In the passage on the "no cash bail" law, reproduce word for word the part that begins with the words containing "Other arguments against" and ends with "reality TV show.".

▶ Text passage
>>>

Here’s what the GOP’s attorney general candidate Steven Bailey quickly said: “As recently upheld by the 11th Circuit (federal) Court of Appeals, the right to bail is a constitutional right and replacing it with problematic ‘risk assessment’ instruments denounced by over 115 civil rights groups (would) threaten the fundamental principles of freedom and equal justice under the law.”


Bailey, a retired El Dorado County Superior Court judge, followed one line of attack opponents of “no cash bail” will use against the new system, due to take effect one year from this week unless the referendum qualifies for the ballot and causes at least a temporary suspension.


Other arguments against the new law will surely come from bail bondsmen, who have thrived for centuries under the current system, giving rise to countless bounty hunters like the legendary Duane (Dog) Chapman, subject of a long-running reality TV show.

<<<

(Document structure recognition data)
>>>

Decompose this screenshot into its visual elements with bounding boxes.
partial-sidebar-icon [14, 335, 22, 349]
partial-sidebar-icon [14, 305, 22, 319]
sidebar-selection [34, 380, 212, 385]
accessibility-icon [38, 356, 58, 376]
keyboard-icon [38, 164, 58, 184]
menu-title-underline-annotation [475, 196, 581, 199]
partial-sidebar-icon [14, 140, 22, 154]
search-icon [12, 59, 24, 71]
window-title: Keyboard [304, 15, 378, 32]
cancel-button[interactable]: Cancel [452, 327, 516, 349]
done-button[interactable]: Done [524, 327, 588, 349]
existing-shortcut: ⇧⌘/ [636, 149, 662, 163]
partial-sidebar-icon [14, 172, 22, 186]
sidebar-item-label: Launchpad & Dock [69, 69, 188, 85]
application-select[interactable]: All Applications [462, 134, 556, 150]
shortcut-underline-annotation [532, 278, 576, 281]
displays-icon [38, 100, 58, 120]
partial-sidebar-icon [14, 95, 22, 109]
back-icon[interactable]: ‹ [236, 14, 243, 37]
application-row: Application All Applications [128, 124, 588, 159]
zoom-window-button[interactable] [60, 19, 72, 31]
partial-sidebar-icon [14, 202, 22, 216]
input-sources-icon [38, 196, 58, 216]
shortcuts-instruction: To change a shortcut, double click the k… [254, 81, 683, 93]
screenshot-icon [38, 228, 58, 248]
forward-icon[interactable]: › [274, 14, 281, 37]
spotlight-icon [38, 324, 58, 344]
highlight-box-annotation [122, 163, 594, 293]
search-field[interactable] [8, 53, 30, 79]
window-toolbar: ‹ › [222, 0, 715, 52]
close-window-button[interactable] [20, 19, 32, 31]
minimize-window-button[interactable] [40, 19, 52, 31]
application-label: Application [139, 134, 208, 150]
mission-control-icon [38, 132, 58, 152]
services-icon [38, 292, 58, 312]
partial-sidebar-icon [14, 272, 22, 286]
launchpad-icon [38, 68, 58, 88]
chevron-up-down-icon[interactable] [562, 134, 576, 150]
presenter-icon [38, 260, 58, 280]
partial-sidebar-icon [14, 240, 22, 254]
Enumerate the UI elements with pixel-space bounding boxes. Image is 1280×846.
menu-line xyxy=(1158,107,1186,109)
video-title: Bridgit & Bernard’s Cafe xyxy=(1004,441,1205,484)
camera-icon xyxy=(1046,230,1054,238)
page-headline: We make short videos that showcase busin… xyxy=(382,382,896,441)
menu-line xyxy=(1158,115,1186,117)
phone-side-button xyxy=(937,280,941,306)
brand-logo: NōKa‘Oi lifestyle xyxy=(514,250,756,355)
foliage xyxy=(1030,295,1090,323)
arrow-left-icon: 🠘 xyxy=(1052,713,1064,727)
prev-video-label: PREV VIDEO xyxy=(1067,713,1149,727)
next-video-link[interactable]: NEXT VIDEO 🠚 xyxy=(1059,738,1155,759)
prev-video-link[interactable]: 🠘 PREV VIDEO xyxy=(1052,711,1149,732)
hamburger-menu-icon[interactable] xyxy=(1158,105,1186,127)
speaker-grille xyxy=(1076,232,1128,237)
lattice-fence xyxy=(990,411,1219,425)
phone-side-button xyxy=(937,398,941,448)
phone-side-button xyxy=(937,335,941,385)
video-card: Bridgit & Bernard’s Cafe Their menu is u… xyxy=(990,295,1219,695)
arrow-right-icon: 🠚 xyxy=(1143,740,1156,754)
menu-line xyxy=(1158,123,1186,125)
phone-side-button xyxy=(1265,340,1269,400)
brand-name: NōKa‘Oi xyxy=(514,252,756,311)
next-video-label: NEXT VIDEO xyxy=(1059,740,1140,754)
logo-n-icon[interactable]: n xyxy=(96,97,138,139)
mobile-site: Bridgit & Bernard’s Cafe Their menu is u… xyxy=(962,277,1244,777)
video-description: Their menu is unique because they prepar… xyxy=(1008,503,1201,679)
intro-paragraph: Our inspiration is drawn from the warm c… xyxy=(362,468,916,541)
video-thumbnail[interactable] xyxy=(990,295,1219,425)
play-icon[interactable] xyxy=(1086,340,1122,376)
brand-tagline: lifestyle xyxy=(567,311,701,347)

<<<

▶ Output of the exercise
Other arguments against the new law will surely come from bail bondsmen, who have thrived for centuries under the current system, giving rise to countless bounty hunters like the legendary Duane (Dog) Chapman, subject of a long-running reality TV show.